EXERCISE INPUT
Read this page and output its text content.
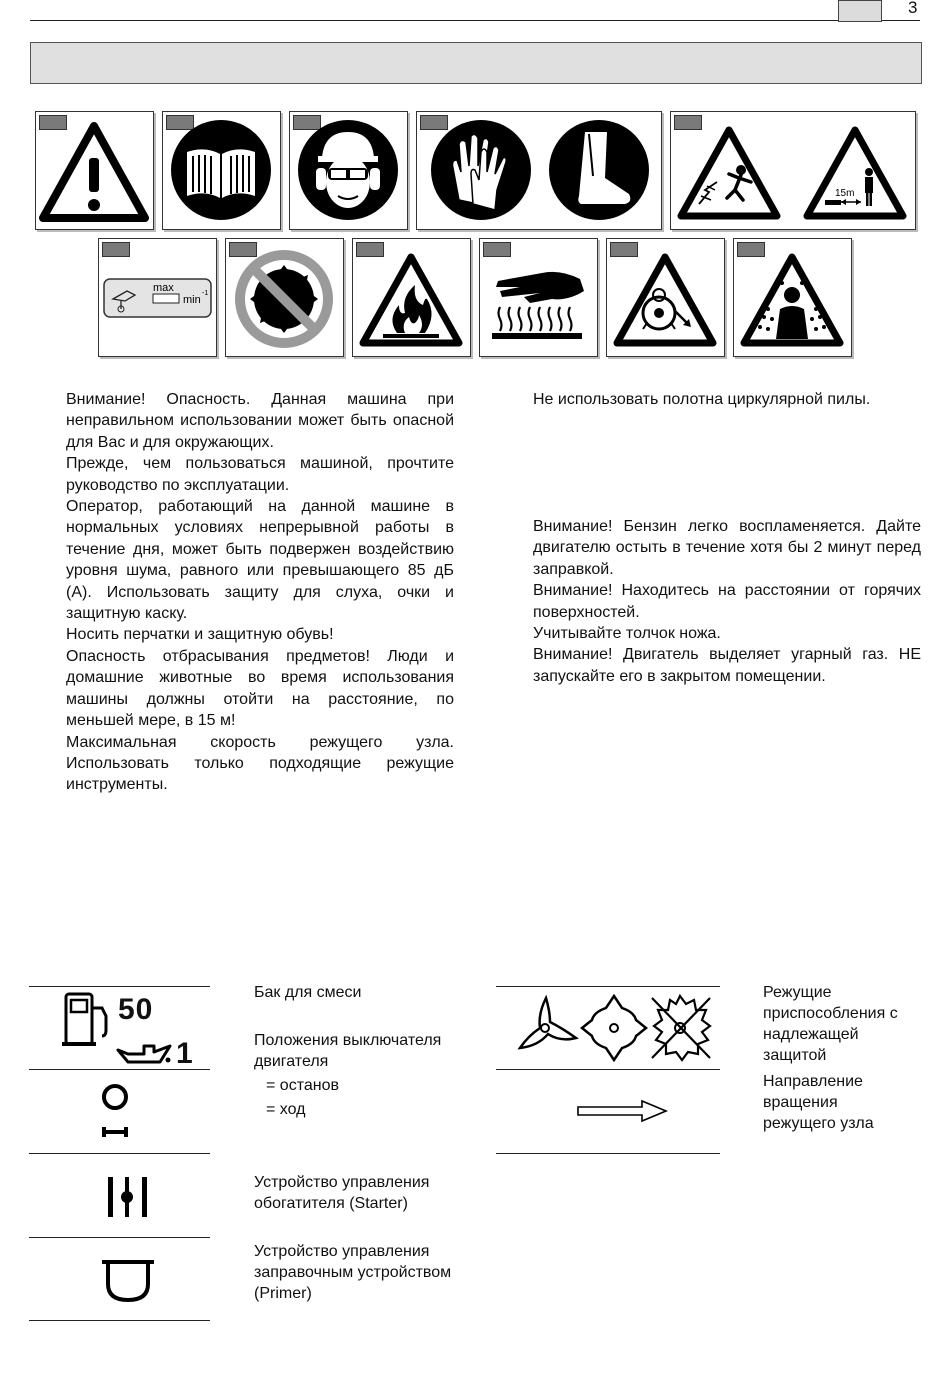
3
15m
max
min
-1

Внимание! Опасность. Данная машина при неправильном использовании может быть опасной для Вас и для окружающих.

Прежде, чем пользоваться машиной, прочтите руководство по эксплуатации.

Оператор, работающий на данной машине в нормальных условиях непрерывной работы в течение дня, может быть подвержен воздействию уровня шума, равного или превышающего 85 дБ (A). Использовать защиту для слуха, очки и защитную каску.

Носить перчатки и защитную обувь!

Опасность отбрасывания предметов! Люди и домашние животные во время использования машины должны отойти на расстояние, по меньшей мере, в 15 м!

Максимальная скорость режущего узла. Использовать только подходящие режущие инструменты.

Не использовать полотна циркулярной пилы.

Внимание! Бензин легко воспламеняется. Дайте двигателю остыть в течение хотя бы 2 минут перед заправкой.

Внимание! Находитесь на расстоянии от горячих поверхностей.

Учитывайте толчок ножа.

Внимание! Двигатель выделяет угарный газ. НЕ запускайте его в закрытом помещении.

50
1

Бак для смеси

Положения выключателя двигателя

= останов

= ход

Устройство управления обогатителя (Starter)

Устройство управления заправочным устройством (Primer)

Режущие приспособления с надлежащей защитой

Направление вращения режущего узла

WHAT IS REQUIRED
Give an exact reproduction of every line, leaving out any picture.

REPLY
Read this page and output its text content.
3
15m
max
min
-1

Внимание! Опасность. Данная машина при неправильном использовании может быть опасной для Вас и для окружающих.

Прежде, чем пользоваться машиной, прочтите руководство по эксплуатации.

Оператор, работающий на данной машине в нормальных условиях непрерывной работы в течение дня, может быть подвержен воздействию уровня шума, равного или превышающего 85 дБ (A). Использовать защиту для слуха, очки и защитную каску.

Носить перчатки и защитную обувь!

Опасность отбрасывания предметов! Люди и домашние животные во время использования машины должны отойти на расстояние, по меньшей мере, в 15 м!

Максимальная скорость режущего узла. Использовать только подходящие режущие инструменты.

Не использовать полотна циркулярной пилы.

Внимание! Бензин легко воспламеняется. Дайте двигателю остыть в течение хотя бы 2 минут перед заправкой.

Внимание! Находитесь на расстоянии от горячих поверхностей.

Учитывайте толчок ножа.

Внимание! Двигатель выделяет угарный газ. НЕ запускайте его в закрытом помещении.

50
1

Бак для смеси

Положения выключателя двигателя

= останов

= ход

Устройство управления обогатителя (Starter)

Устройство управления заправочным устройством (Primer)

Режущие приспособления с надлежащей защитой

Направление вращения режущего узла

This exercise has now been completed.